**** INFORMATION SHOWN ****

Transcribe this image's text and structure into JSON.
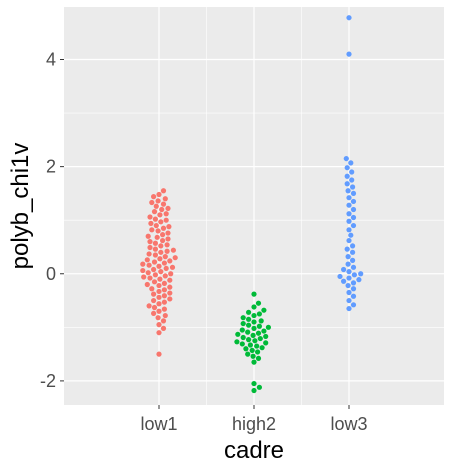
{
  "chart_data": {
    "type": "scatter",
    "subtype": "beeswarm",
    "title": "",
    "xlabel": "cadre",
    "ylabel": "polyb_chi1v",
    "categories": [
      "low1",
      "high2",
      "low3"
    ],
    "ylim": [
      -2.45,
      4.98
    ],
    "yticks": [
      -2,
      0,
      2,
      4
    ],
    "ytick_labels": [
      "-2",
      "0",
      "2",
      "4"
    ],
    "grid": true,
    "legend": "none",
    "series": [
      {
        "category": "low1",
        "color": "#F8766D",
        "values": [
          1.55,
          1.48,
          1.44,
          1.4,
          1.36,
          1.33,
          1.3,
          1.26,
          1.22,
          1.2,
          1.16,
          1.12,
          1.1,
          1.06,
          1.02,
          1.0,
          0.97,
          0.94,
          0.9,
          0.88,
          0.85,
          0.82,
          0.8,
          0.76,
          0.73,
          0.7,
          0.68,
          0.65,
          0.62,
          0.6,
          0.57,
          0.54,
          0.52,
          0.49,
          0.46,
          0.44,
          0.42,
          0.4,
          0.37,
          0.35,
          0.32,
          0.3,
          0.28,
          0.26,
          0.24,
          0.22,
          0.2,
          0.18,
          0.16,
          0.14,
          0.12,
          0.1,
          0.08,
          0.06,
          0.04,
          0.02,
          0.0,
          -0.02,
          -0.04,
          -0.06,
          -0.08,
          -0.1,
          -0.12,
          -0.15,
          -0.18,
          -0.2,
          -0.22,
          -0.25,
          -0.28,
          -0.3,
          -0.33,
          -0.36,
          -0.38,
          -0.41,
          -0.44,
          -0.47,
          -0.5,
          -0.53,
          -0.56,
          -0.6,
          -0.63,
          -0.66,
          -0.7,
          -0.74,
          -0.78,
          -0.82,
          -0.88,
          -0.95,
          -1.02,
          -1.1,
          -1.5
        ]
      },
      {
        "category": "high2",
        "color": "#00BA38",
        "values": [
          -0.38,
          -0.55,
          -0.62,
          -0.68,
          -0.72,
          -0.75,
          -0.78,
          -0.82,
          -0.85,
          -0.88,
          -0.9,
          -0.93,
          -0.96,
          -0.98,
          -1.0,
          -1.02,
          -1.05,
          -1.07,
          -1.09,
          -1.11,
          -1.13,
          -1.15,
          -1.17,
          -1.19,
          -1.21,
          -1.23,
          -1.25,
          -1.27,
          -1.29,
          -1.31,
          -1.33,
          -1.35,
          -1.38,
          -1.4,
          -1.43,
          -1.46,
          -1.5,
          -1.54,
          -1.58,
          -1.65,
          -2.05,
          -2.12,
          -2.18
        ]
      },
      {
        "category": "low3",
        "color": "#619CFF",
        "values": [
          4.78,
          4.1,
          2.15,
          2.07,
          1.98,
          1.9,
          1.82,
          1.75,
          1.68,
          1.62,
          1.55,
          1.5,
          1.42,
          1.35,
          1.28,
          1.2,
          1.12,
          1.05,
          0.98,
          0.9,
          0.82,
          0.72,
          0.62,
          0.52,
          0.46,
          0.4,
          0.32,
          0.25,
          0.18,
          0.12,
          0.08,
          0.04,
          0.0,
          -0.02,
          -0.05,
          -0.08,
          -0.11,
          -0.14,
          -0.17,
          -0.22,
          -0.28,
          -0.35,
          -0.42,
          -0.5,
          -0.58,
          -0.65
        ]
      }
    ]
  }
}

****

**DO THIS**
Leave out the pictures and return every record word for word.

**SOLUTION TO THIS EXERCISE**
Transcribe this image's text and structure into JSON.
{
  "chart_data": {
    "type": "scatter",
    "subtype": "beeswarm",
    "title": "",
    "xlabel": "cadre",
    "ylabel": "polyb_chi1v",
    "categories": [
      "low1",
      "high2",
      "low3"
    ],
    "ylim": [
      -2.45,
      4.98
    ],
    "yticks": [
      -2,
      0,
      2,
      4
    ],
    "ytick_labels": [
      "-2",
      "0",
      "2",
      "4"
    ],
    "grid": true,
    "legend": "none",
    "series": [
      {
        "category": "low1",
        "color": "#F8766D",
        "values": [
          1.55,
          1.48,
          1.44,
          1.4,
          1.36,
          1.33,
          1.3,
          1.26,
          1.22,
          1.2,
          1.16,
          1.12,
          1.1,
          1.06,
          1.02,
          1.0,
          0.97,
          0.94,
          0.9,
          0.88,
          0.85,
          0.82,
          0.8,
          0.76,
          0.73,
          0.7,
          0.68,
          0.65,
          0.62,
          0.6,
          0.57,
          0.54,
          0.52,
          0.49,
          0.46,
          0.44,
          0.42,
          0.4,
          0.37,
          0.35,
          0.32,
          0.3,
          0.28,
          0.26,
          0.24,
          0.22,
          0.2,
          0.18,
          0.16,
          0.14,
          0.12,
          0.1,
          0.08,
          0.06,
          0.04,
          0.02,
          0.0,
          -0.02,
          -0.04,
          -0.06,
          -0.08,
          -0.1,
          -0.12,
          -0.15,
          -0.18,
          -0.2,
          -0.22,
          -0.25,
          -0.28,
          -0.3,
          -0.33,
          -0.36,
          -0.38,
          -0.41,
          -0.44,
          -0.47,
          -0.5,
          -0.53,
          -0.56,
          -0.6,
          -0.63,
          -0.66,
          -0.7,
          -0.74,
          -0.78,
          -0.82,
          -0.88,
          -0.95,
          -1.02,
          -1.1,
          -1.5
        ]
      },
      {
        "category": "high2",
        "color": "#00BA38",
        "values": [
          -0.38,
          -0.55,
          -0.62,
          -0.68,
          -0.72,
          -0.75,
          -0.78,
          -0.82,
          -0.85,
          -0.88,
          -0.9,
          -0.93,
          -0.96,
          -0.98,
          -1.0,
          -1.02,
          -1.05,
          -1.07,
          -1.09,
          -1.11,
          -1.13,
          -1.15,
          -1.17,
          -1.19,
          -1.21,
          -1.23,
          -1.25,
          -1.27,
          -1.29,
          -1.31,
          -1.33,
          -1.35,
          -1.38,
          -1.4,
          -1.43,
          -1.46,
          -1.5,
          -1.54,
          -1.58,
          -1.65,
          -2.05,
          -2.12,
          -2.18
        ]
      },
      {
        "category": "low3",
        "color": "#619CFF",
        "values": [
          4.78,
          4.1,
          2.15,
          2.07,
          1.98,
          1.9,
          1.82,
          1.75,
          1.68,
          1.62,
          1.55,
          1.5,
          1.42,
          1.35,
          1.28,
          1.2,
          1.12,
          1.05,
          0.98,
          0.9,
          0.82,
          0.72,
          0.62,
          0.52,
          0.46,
          0.4,
          0.32,
          0.25,
          0.18,
          0.12,
          0.08,
          0.04,
          0.0,
          -0.02,
          -0.05,
          -0.08,
          -0.11,
          -0.14,
          -0.17,
          -0.22,
          -0.28,
          -0.35,
          -0.42,
          -0.5,
          -0.58,
          -0.65
        ]
      }
    ]
  }
}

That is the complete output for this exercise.